_Task instructions_:
Render this sentence from the text on subsea well completion in Spanish: "The hydraulic response time will be slow when the umbilical cord is long."

*** Excerpted text ***

The present invention relates to a system for remote control and operation of subsea well completion equipment, such as to set or pull a production tubing and associated tubing hanger in or from a wellhead or wellhead module.
More specifically, the present invention provides an arrangement and method to complete subsea wells without an umbilical connected between the marine riser and the internal work tube. This will eliminate potential damage to the umbilical cord from uncontrolled loads inside the marine riser. The invention therefore facilitates reduction or elimination of large umbilical cord drums and associated operational containers, which are space-demanding on the vessel, especially for deep-water use.
A need exists in the petroleum industry for cost reductions with regard to underwater operations, while maintaining or increasing robustness and safety, compared to current practice. It is widely known that the construction, operation and decommissioning of offshore wells involve major investments and operational costs, especially for petroleum fields which are located in challenging waters with large water depths, high sea states and large underwater currents. Subsea production systems currently are controlled by umbilicals that normally contain hydraulic and electrical power supply and electrical and/or optical communication lines. These umbilicals are typically connected between the platform or intervention vessel and the subsea equipment. In the simplest variant, subsea installations are controlled by direct hydraulic control. Such traditional solutions to, e.g., operate well tools are seen as very reliable, but the experience is that they also have distinct challenges.
The use of hydraulic lines from the surface to the seabed requires extensive use of materials that are heavy and expensive. Larger water depths require large umbilicals to control subsea equipment mounted within, on or next to the wellhead. The hydraulic response time will be slow when the umbilical cord is long. The use and handling of such umbilicals are also challenging, and it is not unusual for the umbilicals to be damaged during use, particularly when the umbilicals are used in areas where they may be squeezed between adjacent and external equipment. An example of this is when the umbilical is used during completion of a subsea well in a so-called well completion operation. Here the hydraulically operated well tools are controlled by direct hydraulic lines from the drilling rig to the wellhead, and it is not unusual for the umbilical cord to contain 15 to 20 separate hydraulic lines. These lines are bundled together, preferably with some electrical conductors for transmitting electrical power to sensors, to form the umbilical. The outside diameter of the umbilical typically ranges from 70 mm to 100 mm. The umbilical is installed by attaching it to the work tube (e.g., with clamps). The work tube is used to install the tubing and its underwater suspension (i.e., a tubing hanger) in the wellhead or wellhead module. The work tube can be a drill string or a smaller riser—typically about 75 mm (3″) to 180 mm (7″) inner diameter. This assembly is lowered through the rig drill floor, where the marine riser of the rig is also connected. The marine riser is a large outer tube (535 mm (21″) outside diameter) which also extends from the drilling rig to the well head, and is connected to the wellhead with a Blow Out Preventer—BOP. The umbilical is situated between the marine riser and the work tube and is in this case subject to large mechanical stresses. This is because the rig and marine riser move as a consequence of environmental loads, such as waves and sea currents.

*** Provided data ***

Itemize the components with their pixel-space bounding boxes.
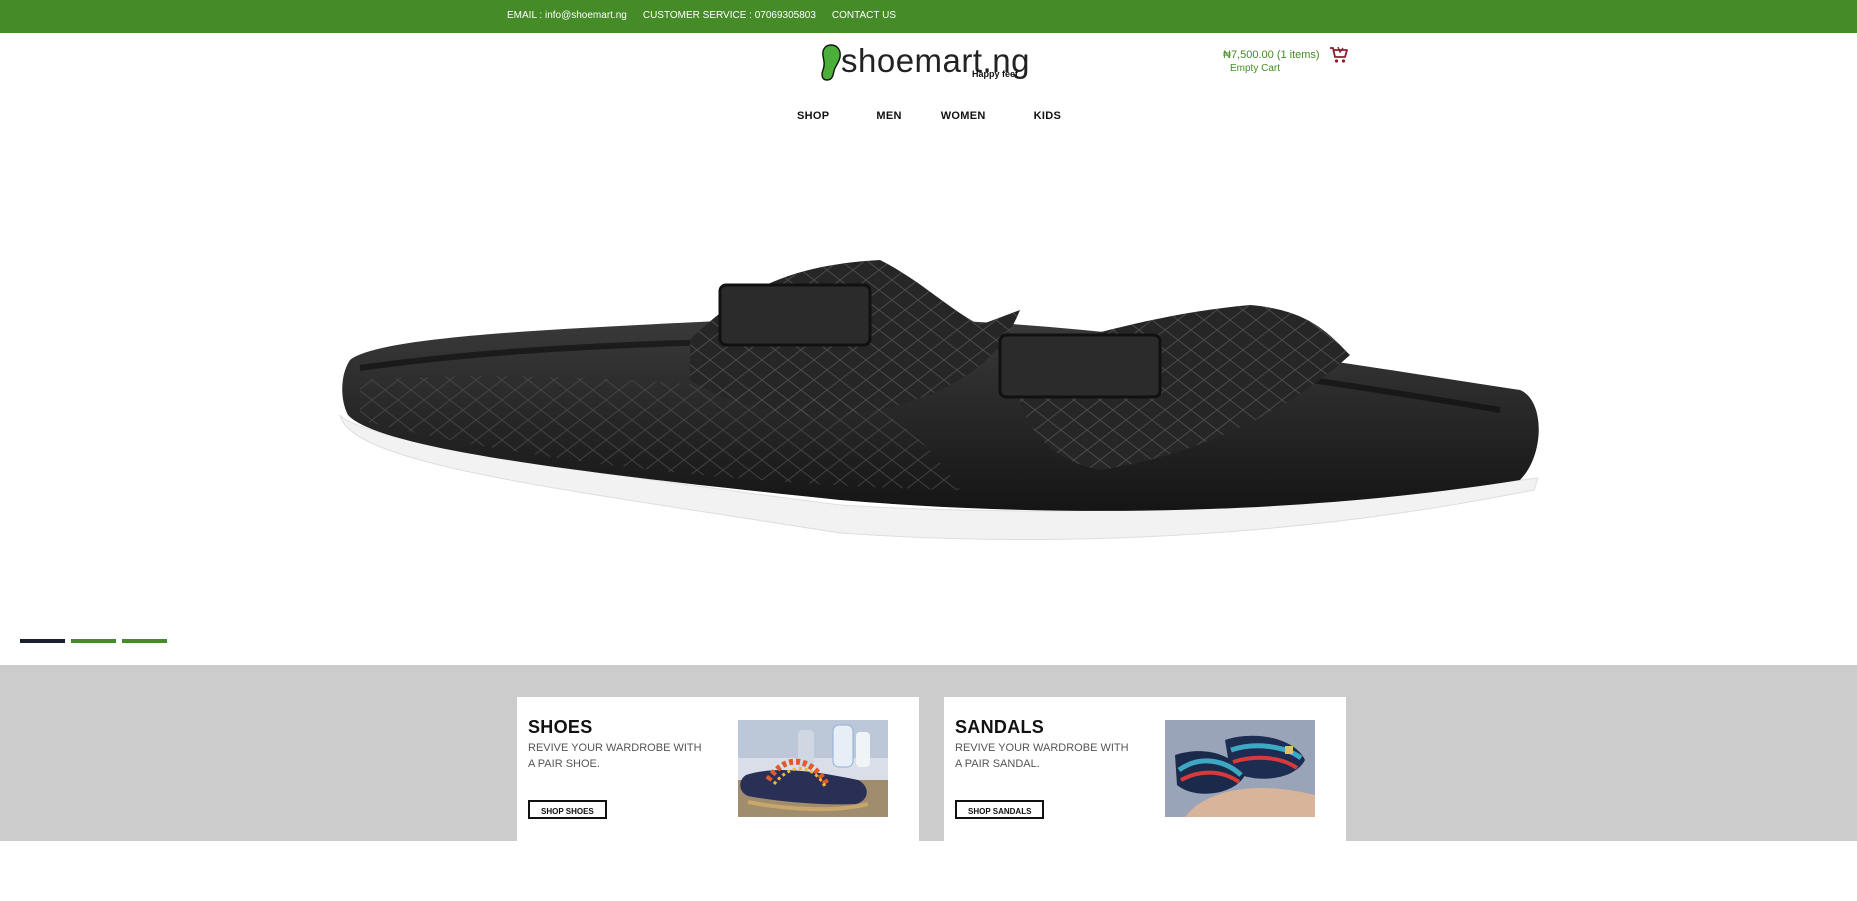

***

_Answer for this exercise_:
El tiempo de respuesta hidráulica será lento cuando el cable umbilical sea largo.